— begin Working data —

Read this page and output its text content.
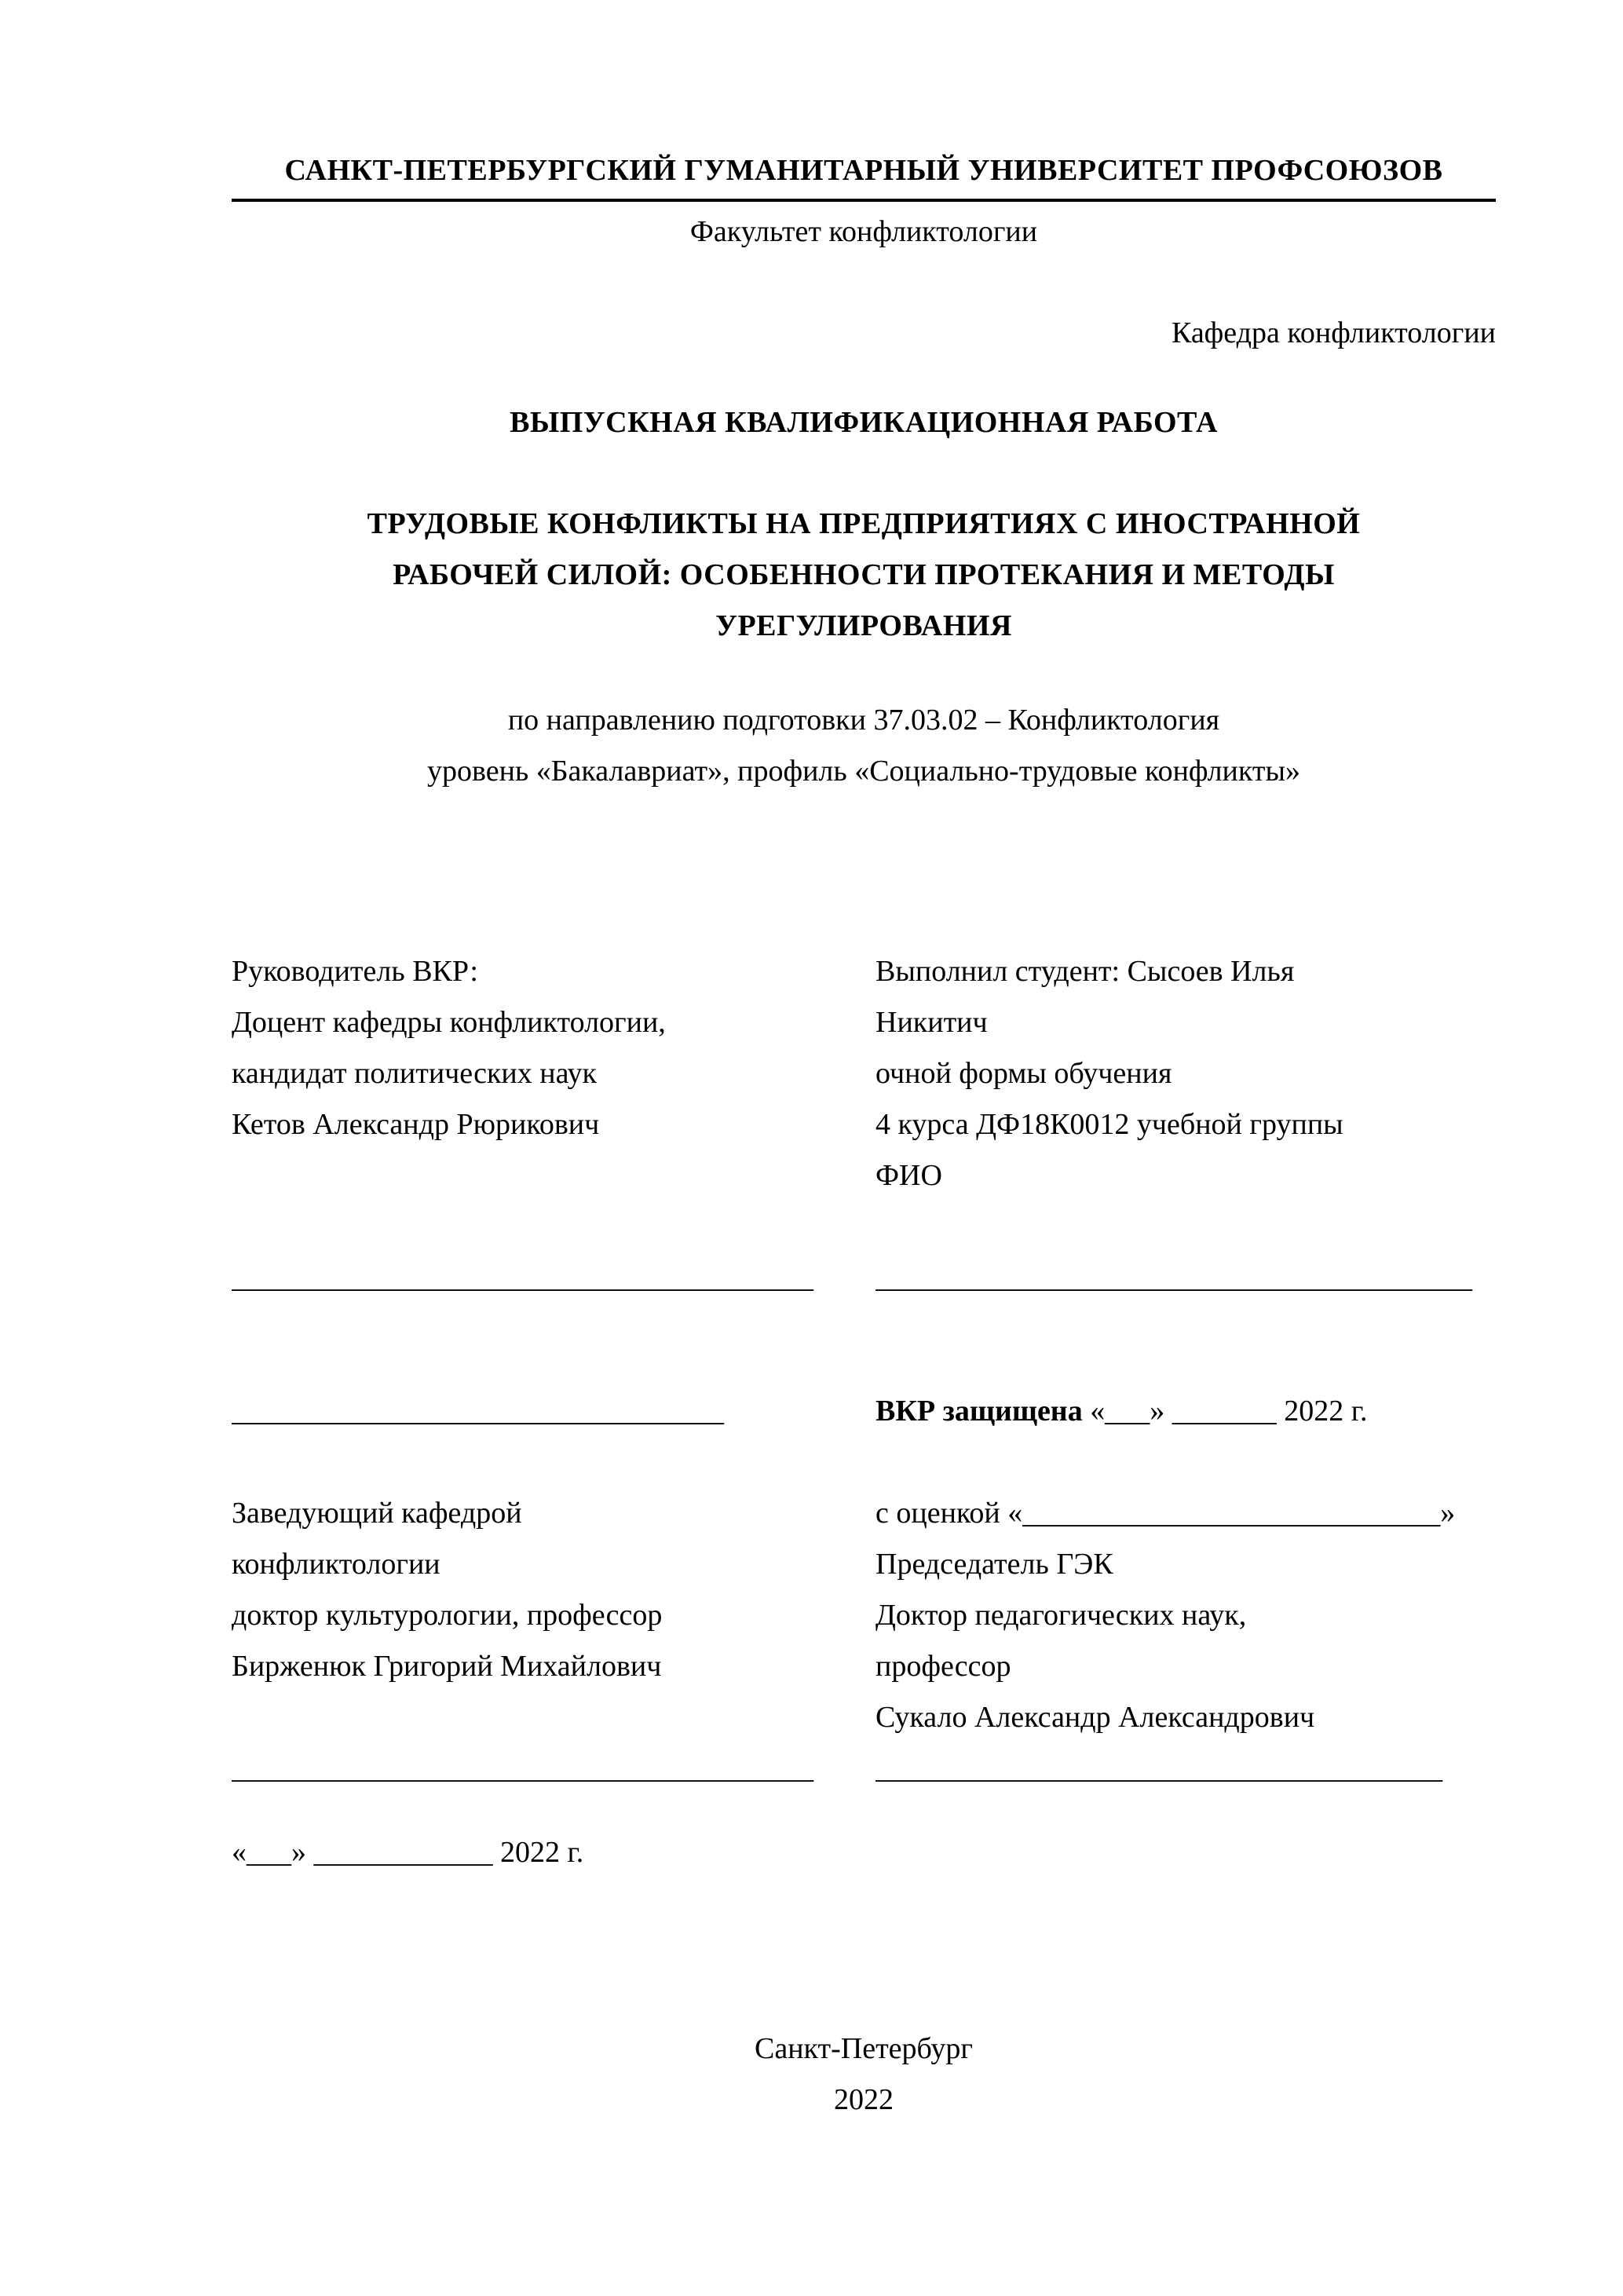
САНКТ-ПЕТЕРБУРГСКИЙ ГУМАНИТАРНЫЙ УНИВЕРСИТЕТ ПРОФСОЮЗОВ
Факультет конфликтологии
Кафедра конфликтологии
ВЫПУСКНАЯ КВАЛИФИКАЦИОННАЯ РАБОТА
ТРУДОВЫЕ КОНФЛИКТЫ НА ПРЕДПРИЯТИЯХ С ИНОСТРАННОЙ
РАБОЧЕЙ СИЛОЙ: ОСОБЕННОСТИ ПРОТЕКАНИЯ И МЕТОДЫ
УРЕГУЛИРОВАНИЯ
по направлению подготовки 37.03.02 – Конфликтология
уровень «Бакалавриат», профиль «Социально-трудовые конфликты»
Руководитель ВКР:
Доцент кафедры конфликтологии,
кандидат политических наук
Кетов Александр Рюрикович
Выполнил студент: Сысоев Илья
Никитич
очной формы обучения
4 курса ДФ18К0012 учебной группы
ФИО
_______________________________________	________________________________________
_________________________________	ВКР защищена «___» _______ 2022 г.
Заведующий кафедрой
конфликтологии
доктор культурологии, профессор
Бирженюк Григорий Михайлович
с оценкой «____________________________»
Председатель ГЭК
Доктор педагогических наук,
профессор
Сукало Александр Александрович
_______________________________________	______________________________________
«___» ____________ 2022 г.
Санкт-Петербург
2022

— end Working data —
— begin Working data —

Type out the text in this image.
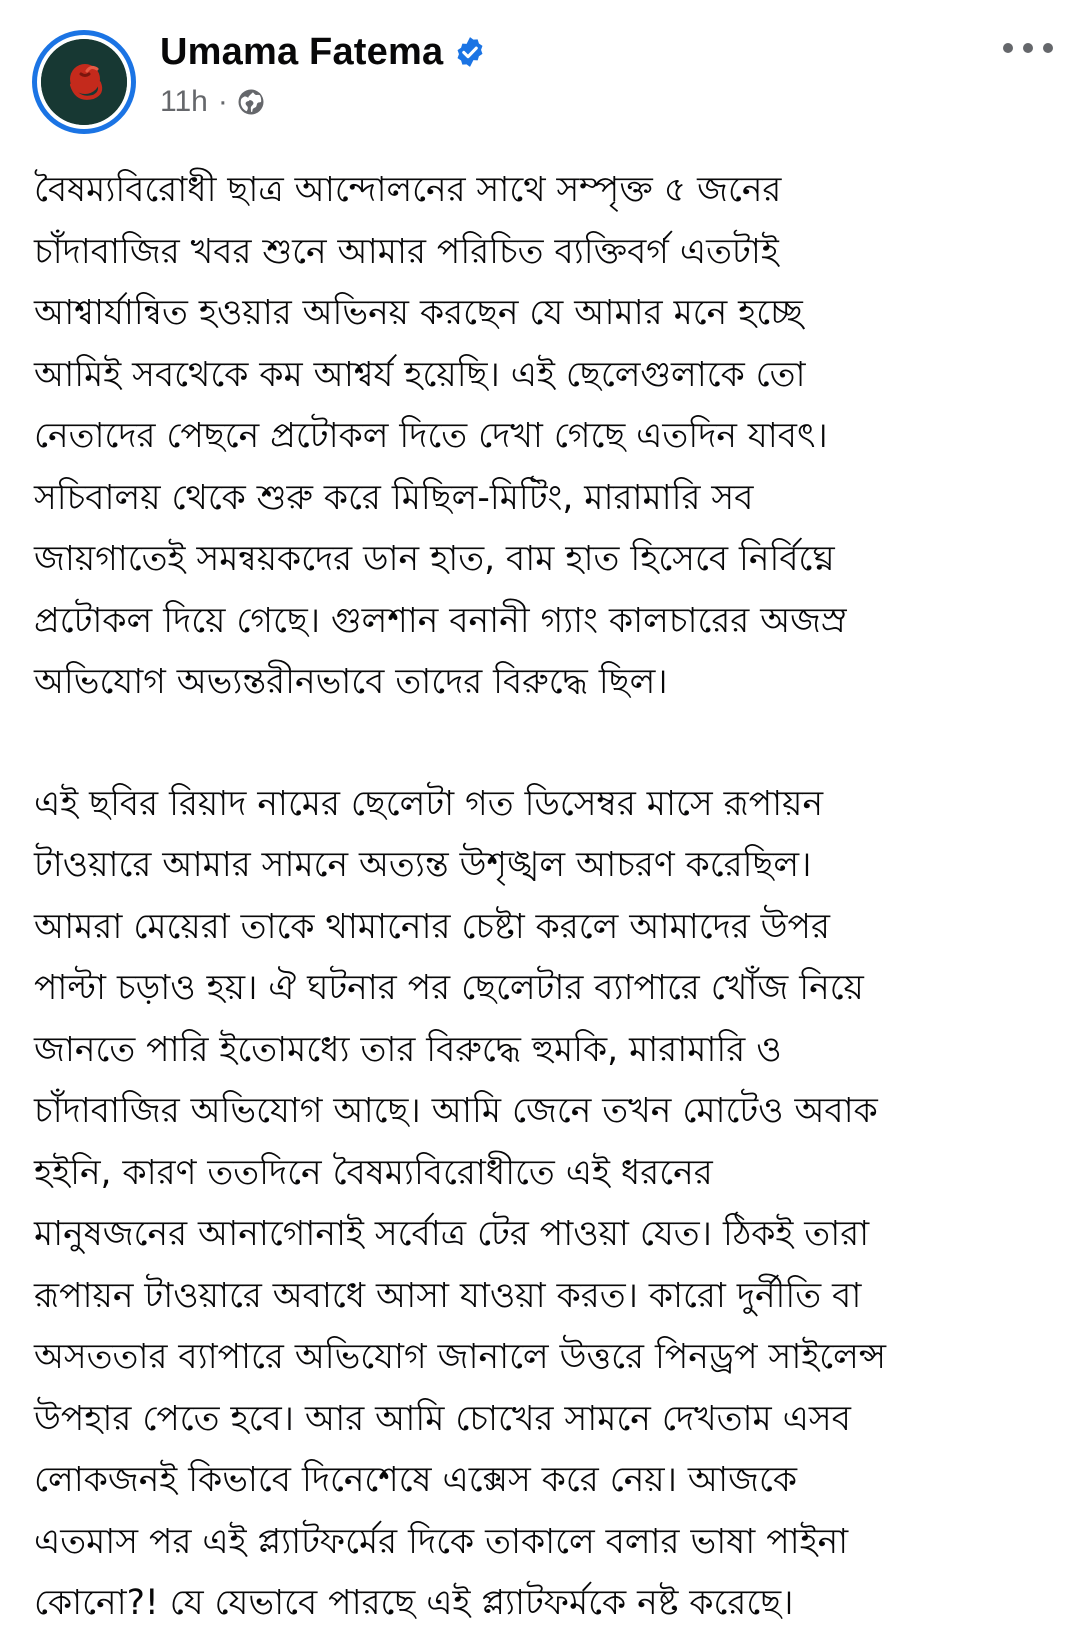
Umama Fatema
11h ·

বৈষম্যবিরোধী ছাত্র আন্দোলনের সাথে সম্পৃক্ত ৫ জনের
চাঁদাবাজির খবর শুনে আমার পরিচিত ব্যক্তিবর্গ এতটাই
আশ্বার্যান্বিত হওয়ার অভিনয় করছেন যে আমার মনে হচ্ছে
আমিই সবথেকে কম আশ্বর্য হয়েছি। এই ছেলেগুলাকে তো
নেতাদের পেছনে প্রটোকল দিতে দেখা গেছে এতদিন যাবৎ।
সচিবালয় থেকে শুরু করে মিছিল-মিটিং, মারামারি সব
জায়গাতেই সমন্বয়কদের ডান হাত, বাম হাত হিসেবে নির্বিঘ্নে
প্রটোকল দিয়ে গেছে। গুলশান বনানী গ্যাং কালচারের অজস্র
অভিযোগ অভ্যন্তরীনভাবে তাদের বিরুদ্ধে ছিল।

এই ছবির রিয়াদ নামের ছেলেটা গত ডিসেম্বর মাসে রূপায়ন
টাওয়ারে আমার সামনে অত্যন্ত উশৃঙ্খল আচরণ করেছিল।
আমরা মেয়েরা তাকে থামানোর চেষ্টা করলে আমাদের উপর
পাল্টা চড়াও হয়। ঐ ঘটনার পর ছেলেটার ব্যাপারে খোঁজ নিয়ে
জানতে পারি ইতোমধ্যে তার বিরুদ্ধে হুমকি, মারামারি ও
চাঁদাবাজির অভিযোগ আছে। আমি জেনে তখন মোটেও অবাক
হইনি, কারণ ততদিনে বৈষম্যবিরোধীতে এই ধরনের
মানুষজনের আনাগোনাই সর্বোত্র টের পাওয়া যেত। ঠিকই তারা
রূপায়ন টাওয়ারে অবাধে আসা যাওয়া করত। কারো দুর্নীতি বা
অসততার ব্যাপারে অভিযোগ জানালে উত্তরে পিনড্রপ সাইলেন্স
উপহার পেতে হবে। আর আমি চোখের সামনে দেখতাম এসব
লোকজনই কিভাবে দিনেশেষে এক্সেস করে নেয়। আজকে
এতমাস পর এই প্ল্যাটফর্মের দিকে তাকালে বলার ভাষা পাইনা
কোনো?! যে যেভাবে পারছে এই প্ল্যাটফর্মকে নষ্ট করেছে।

— end Working data —

Each line in the material either holds the string "this" or does not. State how many do, and nothing else.

2